──────── Data provided

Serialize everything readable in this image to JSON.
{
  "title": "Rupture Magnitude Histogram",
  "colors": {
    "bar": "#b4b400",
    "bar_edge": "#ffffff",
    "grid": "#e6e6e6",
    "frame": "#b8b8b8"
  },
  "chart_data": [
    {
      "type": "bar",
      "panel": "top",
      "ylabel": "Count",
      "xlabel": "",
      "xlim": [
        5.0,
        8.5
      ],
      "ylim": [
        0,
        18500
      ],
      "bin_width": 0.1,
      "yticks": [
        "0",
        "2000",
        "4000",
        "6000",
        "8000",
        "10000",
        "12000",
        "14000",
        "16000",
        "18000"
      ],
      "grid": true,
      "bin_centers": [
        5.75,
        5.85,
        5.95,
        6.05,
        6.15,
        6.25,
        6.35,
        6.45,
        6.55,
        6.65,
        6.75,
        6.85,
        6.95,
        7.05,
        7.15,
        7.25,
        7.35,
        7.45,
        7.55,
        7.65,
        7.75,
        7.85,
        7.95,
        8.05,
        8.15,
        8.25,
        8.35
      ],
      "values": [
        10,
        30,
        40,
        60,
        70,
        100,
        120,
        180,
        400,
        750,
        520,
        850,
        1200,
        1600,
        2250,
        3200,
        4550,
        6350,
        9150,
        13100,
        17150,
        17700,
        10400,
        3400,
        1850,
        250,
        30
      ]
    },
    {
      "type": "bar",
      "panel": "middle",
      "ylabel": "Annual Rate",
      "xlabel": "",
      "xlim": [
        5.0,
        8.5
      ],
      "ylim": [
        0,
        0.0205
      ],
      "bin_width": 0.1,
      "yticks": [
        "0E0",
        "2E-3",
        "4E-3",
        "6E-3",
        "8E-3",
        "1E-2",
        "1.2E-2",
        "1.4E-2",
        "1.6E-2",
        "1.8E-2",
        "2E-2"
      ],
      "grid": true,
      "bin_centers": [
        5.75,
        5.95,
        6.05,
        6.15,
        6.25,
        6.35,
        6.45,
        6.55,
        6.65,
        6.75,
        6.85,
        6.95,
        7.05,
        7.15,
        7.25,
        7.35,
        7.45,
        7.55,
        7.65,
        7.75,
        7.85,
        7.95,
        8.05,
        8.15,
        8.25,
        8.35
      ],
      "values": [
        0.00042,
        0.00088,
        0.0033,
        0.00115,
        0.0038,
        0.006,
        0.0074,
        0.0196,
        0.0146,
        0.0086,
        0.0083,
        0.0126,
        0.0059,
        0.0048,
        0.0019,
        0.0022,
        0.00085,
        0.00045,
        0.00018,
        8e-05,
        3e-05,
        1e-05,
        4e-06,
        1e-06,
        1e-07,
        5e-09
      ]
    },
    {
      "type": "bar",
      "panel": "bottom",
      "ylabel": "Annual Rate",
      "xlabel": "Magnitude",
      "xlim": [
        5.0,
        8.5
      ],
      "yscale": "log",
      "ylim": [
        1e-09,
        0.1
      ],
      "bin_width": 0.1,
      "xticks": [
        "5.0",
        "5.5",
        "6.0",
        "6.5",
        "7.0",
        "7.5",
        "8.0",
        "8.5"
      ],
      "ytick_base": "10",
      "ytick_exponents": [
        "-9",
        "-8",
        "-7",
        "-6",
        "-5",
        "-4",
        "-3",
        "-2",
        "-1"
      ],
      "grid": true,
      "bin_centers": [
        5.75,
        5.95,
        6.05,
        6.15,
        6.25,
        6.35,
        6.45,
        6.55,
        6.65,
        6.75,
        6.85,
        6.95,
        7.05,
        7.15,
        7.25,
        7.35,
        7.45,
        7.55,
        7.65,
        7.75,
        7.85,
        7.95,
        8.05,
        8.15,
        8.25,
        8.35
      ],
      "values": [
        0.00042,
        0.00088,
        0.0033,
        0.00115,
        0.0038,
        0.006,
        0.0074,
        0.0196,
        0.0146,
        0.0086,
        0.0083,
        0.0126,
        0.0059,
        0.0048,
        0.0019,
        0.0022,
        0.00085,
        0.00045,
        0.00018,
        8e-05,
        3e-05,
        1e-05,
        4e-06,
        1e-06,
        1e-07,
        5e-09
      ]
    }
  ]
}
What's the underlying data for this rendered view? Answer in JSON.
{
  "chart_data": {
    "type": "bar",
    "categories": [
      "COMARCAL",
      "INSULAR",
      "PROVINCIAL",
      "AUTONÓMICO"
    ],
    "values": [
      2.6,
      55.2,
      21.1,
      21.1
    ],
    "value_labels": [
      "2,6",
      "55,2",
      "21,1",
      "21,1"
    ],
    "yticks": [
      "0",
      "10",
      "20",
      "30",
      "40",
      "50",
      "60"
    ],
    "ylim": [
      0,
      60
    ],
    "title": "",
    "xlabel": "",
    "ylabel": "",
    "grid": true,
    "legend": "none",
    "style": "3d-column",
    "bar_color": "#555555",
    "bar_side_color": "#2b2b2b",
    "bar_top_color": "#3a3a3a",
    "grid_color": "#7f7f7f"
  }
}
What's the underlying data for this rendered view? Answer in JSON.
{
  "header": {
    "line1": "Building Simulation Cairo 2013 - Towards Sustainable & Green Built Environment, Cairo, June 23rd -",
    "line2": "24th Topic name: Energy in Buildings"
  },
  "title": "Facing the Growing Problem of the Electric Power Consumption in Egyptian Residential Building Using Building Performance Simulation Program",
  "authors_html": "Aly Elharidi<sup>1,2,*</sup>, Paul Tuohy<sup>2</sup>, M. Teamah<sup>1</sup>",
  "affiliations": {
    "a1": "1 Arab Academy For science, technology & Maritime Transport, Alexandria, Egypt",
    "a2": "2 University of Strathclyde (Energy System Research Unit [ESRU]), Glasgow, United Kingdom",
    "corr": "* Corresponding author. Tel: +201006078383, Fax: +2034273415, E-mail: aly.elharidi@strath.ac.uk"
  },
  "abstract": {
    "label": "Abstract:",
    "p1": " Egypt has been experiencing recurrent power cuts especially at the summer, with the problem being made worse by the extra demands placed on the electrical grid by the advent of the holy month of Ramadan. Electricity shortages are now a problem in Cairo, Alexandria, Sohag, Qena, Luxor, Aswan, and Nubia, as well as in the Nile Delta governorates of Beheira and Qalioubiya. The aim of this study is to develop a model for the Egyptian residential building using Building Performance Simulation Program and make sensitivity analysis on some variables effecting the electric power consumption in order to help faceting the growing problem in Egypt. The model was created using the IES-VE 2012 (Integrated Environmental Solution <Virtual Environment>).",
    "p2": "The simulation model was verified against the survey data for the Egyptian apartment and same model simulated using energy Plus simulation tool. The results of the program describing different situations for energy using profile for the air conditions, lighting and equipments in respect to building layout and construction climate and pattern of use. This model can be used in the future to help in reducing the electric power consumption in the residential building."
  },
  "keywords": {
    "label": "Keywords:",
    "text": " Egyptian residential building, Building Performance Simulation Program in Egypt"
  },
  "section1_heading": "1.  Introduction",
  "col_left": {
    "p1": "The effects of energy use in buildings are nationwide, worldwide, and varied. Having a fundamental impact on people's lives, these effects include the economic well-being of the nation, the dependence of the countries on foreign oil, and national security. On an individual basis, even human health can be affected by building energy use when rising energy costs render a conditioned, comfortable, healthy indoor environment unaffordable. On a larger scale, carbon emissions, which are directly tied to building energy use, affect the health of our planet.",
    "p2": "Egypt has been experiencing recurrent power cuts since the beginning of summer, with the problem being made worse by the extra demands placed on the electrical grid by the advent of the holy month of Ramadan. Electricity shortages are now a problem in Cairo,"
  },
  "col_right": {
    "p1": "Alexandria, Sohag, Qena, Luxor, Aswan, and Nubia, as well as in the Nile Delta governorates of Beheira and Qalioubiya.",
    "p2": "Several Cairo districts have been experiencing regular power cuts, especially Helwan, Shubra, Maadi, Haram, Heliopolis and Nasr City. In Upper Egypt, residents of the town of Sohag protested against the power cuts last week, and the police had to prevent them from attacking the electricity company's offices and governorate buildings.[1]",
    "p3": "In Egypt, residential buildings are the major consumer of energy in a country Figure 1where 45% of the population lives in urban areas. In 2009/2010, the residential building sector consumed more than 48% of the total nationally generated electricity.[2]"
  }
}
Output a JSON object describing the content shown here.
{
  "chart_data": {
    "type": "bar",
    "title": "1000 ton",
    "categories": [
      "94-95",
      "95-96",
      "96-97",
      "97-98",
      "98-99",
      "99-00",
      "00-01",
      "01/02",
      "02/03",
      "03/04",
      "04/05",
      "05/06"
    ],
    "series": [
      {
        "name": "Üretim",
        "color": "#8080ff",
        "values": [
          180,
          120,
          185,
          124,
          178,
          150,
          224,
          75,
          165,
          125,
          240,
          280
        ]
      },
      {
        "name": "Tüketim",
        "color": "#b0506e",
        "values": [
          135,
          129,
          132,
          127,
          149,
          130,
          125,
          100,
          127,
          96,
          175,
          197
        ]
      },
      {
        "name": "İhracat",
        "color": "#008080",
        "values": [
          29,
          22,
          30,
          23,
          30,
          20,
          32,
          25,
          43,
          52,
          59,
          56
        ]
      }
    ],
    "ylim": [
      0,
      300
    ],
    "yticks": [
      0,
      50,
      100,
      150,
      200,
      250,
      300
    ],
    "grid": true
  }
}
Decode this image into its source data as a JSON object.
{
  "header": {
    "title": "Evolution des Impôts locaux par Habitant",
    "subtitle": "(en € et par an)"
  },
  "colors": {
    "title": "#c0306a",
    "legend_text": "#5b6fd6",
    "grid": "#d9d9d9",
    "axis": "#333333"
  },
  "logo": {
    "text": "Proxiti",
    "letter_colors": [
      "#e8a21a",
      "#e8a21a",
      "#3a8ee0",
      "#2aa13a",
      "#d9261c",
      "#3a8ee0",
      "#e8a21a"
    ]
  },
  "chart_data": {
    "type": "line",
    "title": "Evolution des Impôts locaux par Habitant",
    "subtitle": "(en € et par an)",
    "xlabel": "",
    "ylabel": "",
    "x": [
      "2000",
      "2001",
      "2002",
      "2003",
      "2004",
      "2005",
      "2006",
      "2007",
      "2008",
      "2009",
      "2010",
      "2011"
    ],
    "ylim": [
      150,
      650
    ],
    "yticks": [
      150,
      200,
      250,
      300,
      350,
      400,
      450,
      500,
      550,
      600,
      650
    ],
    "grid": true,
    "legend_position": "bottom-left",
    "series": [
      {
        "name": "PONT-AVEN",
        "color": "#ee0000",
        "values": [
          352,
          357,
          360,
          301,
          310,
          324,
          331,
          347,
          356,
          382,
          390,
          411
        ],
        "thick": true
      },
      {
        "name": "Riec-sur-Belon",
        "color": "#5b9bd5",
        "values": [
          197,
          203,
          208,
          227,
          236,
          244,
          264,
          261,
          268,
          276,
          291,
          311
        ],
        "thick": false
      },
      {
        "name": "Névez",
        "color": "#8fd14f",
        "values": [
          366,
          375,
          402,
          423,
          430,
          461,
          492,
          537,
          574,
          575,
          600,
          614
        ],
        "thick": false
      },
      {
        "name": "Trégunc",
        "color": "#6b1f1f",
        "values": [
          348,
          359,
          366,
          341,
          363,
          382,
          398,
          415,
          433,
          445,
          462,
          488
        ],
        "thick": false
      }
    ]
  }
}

────────────────

→ Objective
Tally how many lines of the data include the word "Magnitude". Write the number and nothing else.

→ Answer to this exercise
2